Work required :: Return every entry exactly as written.

Material provided ::
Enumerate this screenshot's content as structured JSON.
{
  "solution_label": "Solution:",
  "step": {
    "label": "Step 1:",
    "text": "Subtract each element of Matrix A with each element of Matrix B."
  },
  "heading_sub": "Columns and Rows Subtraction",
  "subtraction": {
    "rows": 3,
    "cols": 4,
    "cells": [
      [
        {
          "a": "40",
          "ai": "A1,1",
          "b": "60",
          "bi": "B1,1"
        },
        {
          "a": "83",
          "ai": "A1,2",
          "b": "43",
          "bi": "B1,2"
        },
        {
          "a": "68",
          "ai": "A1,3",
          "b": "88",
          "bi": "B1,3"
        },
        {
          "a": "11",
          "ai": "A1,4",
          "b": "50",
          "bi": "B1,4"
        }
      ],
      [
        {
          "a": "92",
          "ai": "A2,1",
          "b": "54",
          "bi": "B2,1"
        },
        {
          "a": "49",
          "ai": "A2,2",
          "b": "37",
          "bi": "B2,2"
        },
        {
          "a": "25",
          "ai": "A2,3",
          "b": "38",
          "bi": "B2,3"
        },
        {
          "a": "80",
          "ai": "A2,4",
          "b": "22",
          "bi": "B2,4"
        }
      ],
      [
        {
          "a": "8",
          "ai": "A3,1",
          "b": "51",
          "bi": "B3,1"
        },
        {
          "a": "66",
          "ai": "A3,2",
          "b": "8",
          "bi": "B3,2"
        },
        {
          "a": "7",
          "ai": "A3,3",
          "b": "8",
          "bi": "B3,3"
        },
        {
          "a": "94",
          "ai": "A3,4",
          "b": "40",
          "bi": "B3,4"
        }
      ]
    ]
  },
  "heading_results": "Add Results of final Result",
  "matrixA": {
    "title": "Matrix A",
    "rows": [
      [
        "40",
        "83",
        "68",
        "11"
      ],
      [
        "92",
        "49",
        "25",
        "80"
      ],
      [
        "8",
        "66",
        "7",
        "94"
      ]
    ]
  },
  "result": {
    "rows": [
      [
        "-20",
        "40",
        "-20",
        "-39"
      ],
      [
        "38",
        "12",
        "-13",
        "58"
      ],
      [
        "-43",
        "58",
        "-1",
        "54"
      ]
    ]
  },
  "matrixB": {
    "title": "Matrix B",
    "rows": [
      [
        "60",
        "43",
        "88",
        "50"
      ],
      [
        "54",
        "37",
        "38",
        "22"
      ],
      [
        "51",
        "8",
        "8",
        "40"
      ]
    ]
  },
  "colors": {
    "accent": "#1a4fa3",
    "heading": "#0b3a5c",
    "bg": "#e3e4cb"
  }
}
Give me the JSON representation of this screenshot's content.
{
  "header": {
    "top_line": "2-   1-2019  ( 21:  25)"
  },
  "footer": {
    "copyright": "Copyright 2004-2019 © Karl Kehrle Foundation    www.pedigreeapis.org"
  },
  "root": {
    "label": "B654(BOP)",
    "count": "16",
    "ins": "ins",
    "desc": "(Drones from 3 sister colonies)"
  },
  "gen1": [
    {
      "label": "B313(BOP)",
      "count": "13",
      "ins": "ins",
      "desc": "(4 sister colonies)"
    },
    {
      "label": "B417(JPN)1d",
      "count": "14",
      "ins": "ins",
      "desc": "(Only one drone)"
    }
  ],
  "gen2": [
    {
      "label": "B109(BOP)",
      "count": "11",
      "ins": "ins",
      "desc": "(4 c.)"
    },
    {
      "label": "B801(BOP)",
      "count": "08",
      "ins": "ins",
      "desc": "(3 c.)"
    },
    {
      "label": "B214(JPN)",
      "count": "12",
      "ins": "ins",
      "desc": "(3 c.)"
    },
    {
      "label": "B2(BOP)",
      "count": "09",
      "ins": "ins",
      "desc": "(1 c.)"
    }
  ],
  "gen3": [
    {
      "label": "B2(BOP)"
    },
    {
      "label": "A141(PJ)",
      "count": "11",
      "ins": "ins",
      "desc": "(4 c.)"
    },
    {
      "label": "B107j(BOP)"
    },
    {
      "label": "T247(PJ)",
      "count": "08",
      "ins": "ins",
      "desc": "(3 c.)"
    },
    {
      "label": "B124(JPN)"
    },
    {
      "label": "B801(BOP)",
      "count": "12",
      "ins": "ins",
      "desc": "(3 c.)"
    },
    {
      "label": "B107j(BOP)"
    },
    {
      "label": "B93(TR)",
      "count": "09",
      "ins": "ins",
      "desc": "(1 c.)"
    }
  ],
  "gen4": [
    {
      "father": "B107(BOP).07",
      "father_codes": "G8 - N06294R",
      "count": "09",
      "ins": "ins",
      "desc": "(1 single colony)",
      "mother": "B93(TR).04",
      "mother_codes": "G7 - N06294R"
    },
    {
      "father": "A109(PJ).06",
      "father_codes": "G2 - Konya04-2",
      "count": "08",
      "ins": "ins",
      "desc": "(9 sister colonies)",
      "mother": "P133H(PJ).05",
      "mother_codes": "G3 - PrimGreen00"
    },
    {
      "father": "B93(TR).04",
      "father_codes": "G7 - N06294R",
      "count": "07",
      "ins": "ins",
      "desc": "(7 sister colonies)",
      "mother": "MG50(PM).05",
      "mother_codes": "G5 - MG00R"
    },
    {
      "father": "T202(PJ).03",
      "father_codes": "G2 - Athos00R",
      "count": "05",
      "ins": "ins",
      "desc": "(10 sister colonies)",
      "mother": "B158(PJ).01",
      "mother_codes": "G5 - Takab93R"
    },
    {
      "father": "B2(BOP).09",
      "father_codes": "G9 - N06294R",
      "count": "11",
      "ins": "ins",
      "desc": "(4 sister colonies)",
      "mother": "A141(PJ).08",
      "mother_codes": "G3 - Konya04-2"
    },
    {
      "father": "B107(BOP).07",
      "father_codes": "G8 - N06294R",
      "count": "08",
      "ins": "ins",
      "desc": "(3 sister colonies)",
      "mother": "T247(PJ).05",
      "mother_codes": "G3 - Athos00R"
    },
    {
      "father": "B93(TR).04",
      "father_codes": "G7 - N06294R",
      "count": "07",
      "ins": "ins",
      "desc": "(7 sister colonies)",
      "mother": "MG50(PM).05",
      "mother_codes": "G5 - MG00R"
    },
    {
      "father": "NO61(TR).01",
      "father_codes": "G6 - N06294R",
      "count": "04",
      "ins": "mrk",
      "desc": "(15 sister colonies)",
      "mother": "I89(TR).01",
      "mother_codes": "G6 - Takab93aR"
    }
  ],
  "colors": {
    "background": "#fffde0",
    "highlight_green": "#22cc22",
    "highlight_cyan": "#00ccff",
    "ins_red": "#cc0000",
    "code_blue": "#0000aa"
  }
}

Exercise solution ::
Enumerate this screenshot's content as structured JSON.
{
  "solution_label": "Solution:",
  "step": {
    "label": "Step 1:",
    "text": "Subtract each element of Matrix A with each element of Matrix B."
  },
  "heading_sub": "Columns and Rows Subtraction",
  "subtraction": {
    "rows": 3,
    "cols": 4,
    "cells": [
      [
        {
          "a": "40",
          "ai": "A1,1",
          "b": "60",
          "bi": "B1,1"
        },
        {
          "a": "83",
          "ai": "A1,2",
          "b": "43",
          "bi": "B1,2"
        },
        {
          "a": "68",
          "ai": "A1,3",
          "b": "88",
          "bi": "B1,3"
        },
        {
          "a": "11",
          "ai": "A1,4",
          "b": "50",
          "bi": "B1,4"
        }
      ],
      [
        {
          "a": "92",
          "ai": "A2,1",
          "b": "54",
          "bi": "B2,1"
        },
        {
          "a": "49",
          "ai": "A2,2",
          "b": "37",
          "bi": "B2,2"
        },
        {
          "a": "25",
          "ai": "A2,3",
          "b": "38",
          "bi": "B2,3"
        },
        {
          "a": "80",
          "ai": "A2,4",
          "b": "22",
          "bi": "B2,4"
        }
      ],
      [
        {
          "a": "8",
          "ai": "A3,1",
          "b": "51",
          "bi": "B3,1"
        },
        {
          "a": "66",
          "ai": "A3,2",
          "b": "8",
          "bi": "B3,2"
        },
        {
          "a": "7",
          "ai": "A3,3",
          "b": "8",
          "bi": "B3,3"
        },
        {
          "a": "94",
          "ai": "A3,4",
          "b": "40",
          "bi": "B3,4"
        }
      ]
    ]
  },
  "heading_results": "Add Results of final Result",
  "matrixA": {
    "title": "Matrix A",
    "rows": [
      [
        "40",
        "83",
        "68",
        "11"
      ],
      [
        "92",
        "49",
        "25",
        "80"
      ],
      [
        "8",
        "66",
        "7",
        "94"
      ]
    ]
  },
  "result": {
    "rows": [
      [
        "-20",
        "40",
        "-20",
        "-39"
      ],
      [
        "38",
        "12",
        "-13",
        "58"
      ],
      [
        "-43",
        "58",
        "-1",
        "54"
      ]
    ]
  },
  "matrixB": {
    "title": "Matrix B",
    "rows": [
      [
        "60",
        "43",
        "88",
        "50"
      ],
      [
        "54",
        "37",
        "38",
        "22"
      ],
      [
        "51",
        "8",
        "8",
        "40"
      ]
    ]
  },
  "colors": {
    "accent": "#1a4fa3",
    "heading": "#0b3a5c",
    "bg": "#e3e4cb"
  }
}
Give me the JSON representation of this screenshot's content.
{
  "header": {
    "top_line": "2-   1-2019  ( 21:  25)"
  },
  "footer": {
    "copyright": "Copyright 2004-2019 © Karl Kehrle Foundation    www.pedigreeapis.org"
  },
  "root": {
    "label": "B654(BOP)",
    "count": "16",
    "ins": "ins",
    "desc": "(Drones from 3 sister colonies)"
  },
  "gen1": [
    {
      "label": "B313(BOP)",
      "count": "13",
      "ins": "ins",
      "desc": "(4 sister colonies)"
    },
    {
      "label": "B417(JPN)1d",
      "count": "14",
      "ins": "ins",
      "desc": "(Only one drone)"
    }
  ],
  "gen2": [
    {
      "label": "B109(BOP)",
      "count": "11",
      "ins": "ins",
      "desc": "(4 c.)"
    },
    {
      "label": "B801(BOP)",
      "count": "08",
      "ins": "ins",
      "desc": "(3 c.)"
    },
    {
      "label": "B214(JPN)",
      "count": "12",
      "ins": "ins",
      "desc": "(3 c.)"
    },
    {
      "label": "B2(BOP)",
      "count": "09",
      "ins": "ins",
      "desc": "(1 c.)"
    }
  ],
  "gen3": [
    {
      "label": "B2(BOP)"
    },
    {
      "label": "A141(PJ)",
      "count": "11",
      "ins": "ins",
      "desc": "(4 c.)"
    },
    {
      "label": "B107j(BOP)"
    },
    {
      "label": "T247(PJ)",
      "count": "08",
      "ins": "ins",
      "desc": "(3 c.)"
    },
    {
      "label": "B124(JPN)"
    },
    {
      "label": "B801(BOP)",
      "count": "12",
      "ins": "ins",
      "desc": "(3 c.)"
    },
    {
      "label": "B107j(BOP)"
    },
    {
      "label": "B93(TR)",
      "count": "09",
      "ins": "ins",
      "desc": "(1 c.)"
    }
  ],
  "gen4": [
    {
      "father": "B107(BOP).07",
      "father_codes": "G8 - N06294R",
      "count": "09",
      "ins": "ins",
      "desc": "(1 single colony)",
      "mother": "B93(TR).04",
      "mother_codes": "G7 - N06294R"
    },
    {
      "father": "A109(PJ).06",
      "father_codes": "G2 - Konya04-2",
      "count": "08",
      "ins": "ins",
      "desc": "(9 sister colonies)",
      "mother": "P133H(PJ).05",
      "mother_codes": "G3 - PrimGreen00"
    },
    {
      "father": "B93(TR).04",
      "father_codes": "G7 - N06294R",
      "count": "07",
      "ins": "ins",
      "desc": "(7 sister colonies)",
      "mother": "MG50(PM).05",
      "mother_codes": "G5 - MG00R"
    },
    {
      "father": "T202(PJ).03",
      "father_codes": "G2 - Athos00R",
      "count": "05",
      "ins": "ins",
      "desc": "(10 sister colonies)",
      "mother": "B158(PJ).01",
      "mother_codes": "G5 - Takab93R"
    },
    {
      "father": "B2(BOP).09",
      "father_codes": "G9 - N06294R",
      "count": "11",
      "ins": "ins",
      "desc": "(4 sister colonies)",
      "mother": "A141(PJ).08",
      "mother_codes": "G3 - Konya04-2"
    },
    {
      "father": "B107(BOP).07",
      "father_codes": "G8 - N06294R",
      "count": "08",
      "ins": "ins",
      "desc": "(3 sister colonies)",
      "mother": "T247(PJ).05",
      "mother_codes": "G3 - Athos00R"
    },
    {
      "father": "B93(TR).04",
      "father_codes": "G7 - N06294R",
      "count": "07",
      "ins": "ins",
      "desc": "(7 sister colonies)",
      "mother": "MG50(PM).05",
      "mother_codes": "G5 - MG00R"
    },
    {
      "father": "NO61(TR).01",
      "father_codes": "G6 - N06294R",
      "count": "04",
      "ins": "mrk",
      "desc": "(15 sister colonies)",
      "mother": "I89(TR).01",
      "mother_codes": "G6 - Takab93aR"
    }
  ],
  "colors": {
    "background": "#fffde0",
    "highlight_green": "#22cc22",
    "highlight_cyan": "#00ccff",
    "ins_red": "#cc0000",
    "code_blue": "#0000aa"
  }
}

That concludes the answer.